WHAT TO DO:
Output the material below in full, exactly as it is.
— start MATERIAL TO PROCESS —
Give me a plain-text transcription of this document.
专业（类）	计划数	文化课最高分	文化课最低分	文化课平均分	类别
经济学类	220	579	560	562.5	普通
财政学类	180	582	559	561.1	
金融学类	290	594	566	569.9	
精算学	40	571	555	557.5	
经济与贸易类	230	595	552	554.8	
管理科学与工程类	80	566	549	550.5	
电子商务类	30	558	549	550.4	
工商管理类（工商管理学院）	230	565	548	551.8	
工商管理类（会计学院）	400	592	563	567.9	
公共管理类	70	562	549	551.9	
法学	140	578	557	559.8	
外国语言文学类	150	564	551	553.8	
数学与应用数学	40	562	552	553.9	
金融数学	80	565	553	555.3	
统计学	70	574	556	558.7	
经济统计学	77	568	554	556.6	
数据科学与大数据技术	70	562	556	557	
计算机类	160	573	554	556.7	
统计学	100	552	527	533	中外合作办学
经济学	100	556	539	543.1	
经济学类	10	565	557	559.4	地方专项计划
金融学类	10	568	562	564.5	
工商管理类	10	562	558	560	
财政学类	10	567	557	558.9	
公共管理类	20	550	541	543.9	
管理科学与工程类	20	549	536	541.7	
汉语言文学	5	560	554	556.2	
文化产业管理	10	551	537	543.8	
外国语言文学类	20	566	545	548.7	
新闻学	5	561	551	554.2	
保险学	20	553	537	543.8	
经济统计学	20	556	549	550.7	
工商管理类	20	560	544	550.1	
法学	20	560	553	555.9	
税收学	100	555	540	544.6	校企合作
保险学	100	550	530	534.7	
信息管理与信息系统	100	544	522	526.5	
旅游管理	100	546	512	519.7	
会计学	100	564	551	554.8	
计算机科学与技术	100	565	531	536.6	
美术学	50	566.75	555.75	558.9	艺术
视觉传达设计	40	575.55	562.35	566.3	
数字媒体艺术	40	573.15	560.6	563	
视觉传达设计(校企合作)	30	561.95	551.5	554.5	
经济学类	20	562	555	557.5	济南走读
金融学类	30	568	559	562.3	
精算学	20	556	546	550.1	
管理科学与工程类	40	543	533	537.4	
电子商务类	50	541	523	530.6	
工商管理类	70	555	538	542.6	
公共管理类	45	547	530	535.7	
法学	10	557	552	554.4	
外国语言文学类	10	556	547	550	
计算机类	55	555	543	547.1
— end MATERIAL TO PROCESS —
REPLY TO THE TASK:
Give me a plain-text transcription of this document.
专业（类）	计划数	文化课最高分	文化课最低分	文化课平均分	类别
经济学类	220	579	560	562.5	普通
财政学类	180	582	559	561.1	
金融学类	290	594	566	569.9	
精算学	40	571	555	557.5	
经济与贸易类	230	595	552	554.8	
管理科学与工程类	80	566	549	550.5	
电子商务类	30	558	549	550.4	
工商管理类（工商管理学院）	230	565	548	551.8	
工商管理类（会计学院）	400	592	563	567.9	
公共管理类	70	562	549	551.9	
法学	140	578	557	559.8	
外国语言文学类	150	564	551	553.8	
数学与应用数学	40	562	552	553.9	
金融数学	80	565	553	555.3	
统计学	70	574	556	558.7	
经济统计学	77	568	554	556.6	
数据科学与大数据技术	70	562	556	557	
计算机类	160	573	554	556.7	
统计学	100	552	527	533	中外合作办学
经济学	100	556	539	543.1	
经济学类	10	565	557	559.4	地方专项计划
金融学类	10	568	562	564.5	
工商管理类	10	562	558	560	
财政学类	10	567	557	558.9	
公共管理类	20	550	541	543.9	
管理科学与工程类	20	549	536	541.7	
汉语言文学	5	560	554	556.2	
文化产业管理	10	551	537	543.8	
外国语言文学类	20	566	545	548.7	
新闻学	5	561	551	554.2	
保险学	20	553	537	543.8	
经济统计学	20	556	549	550.7	
工商管理类	20	560	544	550.1	
法学	20	560	553	555.9	
税收学	100	555	540	544.6	校企合作
保险学	100	550	530	534.7	
信息管理与信息系统	100	544	522	526.5	
旅游管理	100	546	512	519.7	
会计学	100	564	551	554.8	
计算机科学与技术	100	565	531	536.6	
美术学	50	566.75	555.75	558.9	艺术
视觉传达设计	40	575.55	562.35	566.3	
数字媒体艺术	40	573.15	560.6	563	
视觉传达设计(校企合作)	30	561.95	551.5	554.5	
经济学类	20	562	555	557.5	济南走读
金融学类	30	568	559	562.3	
精算学	20	556	546	550.1	
管理科学与工程类	40	543	533	537.4	
电子商务类	50	541	523	530.6	
工商管理类	70	555	538	542.6	
公共管理类	45	547	530	535.7	
法学	10	557	552	554.4	
外国语言文学类	10	556	547	550	
计算机类	55	555	543	547.1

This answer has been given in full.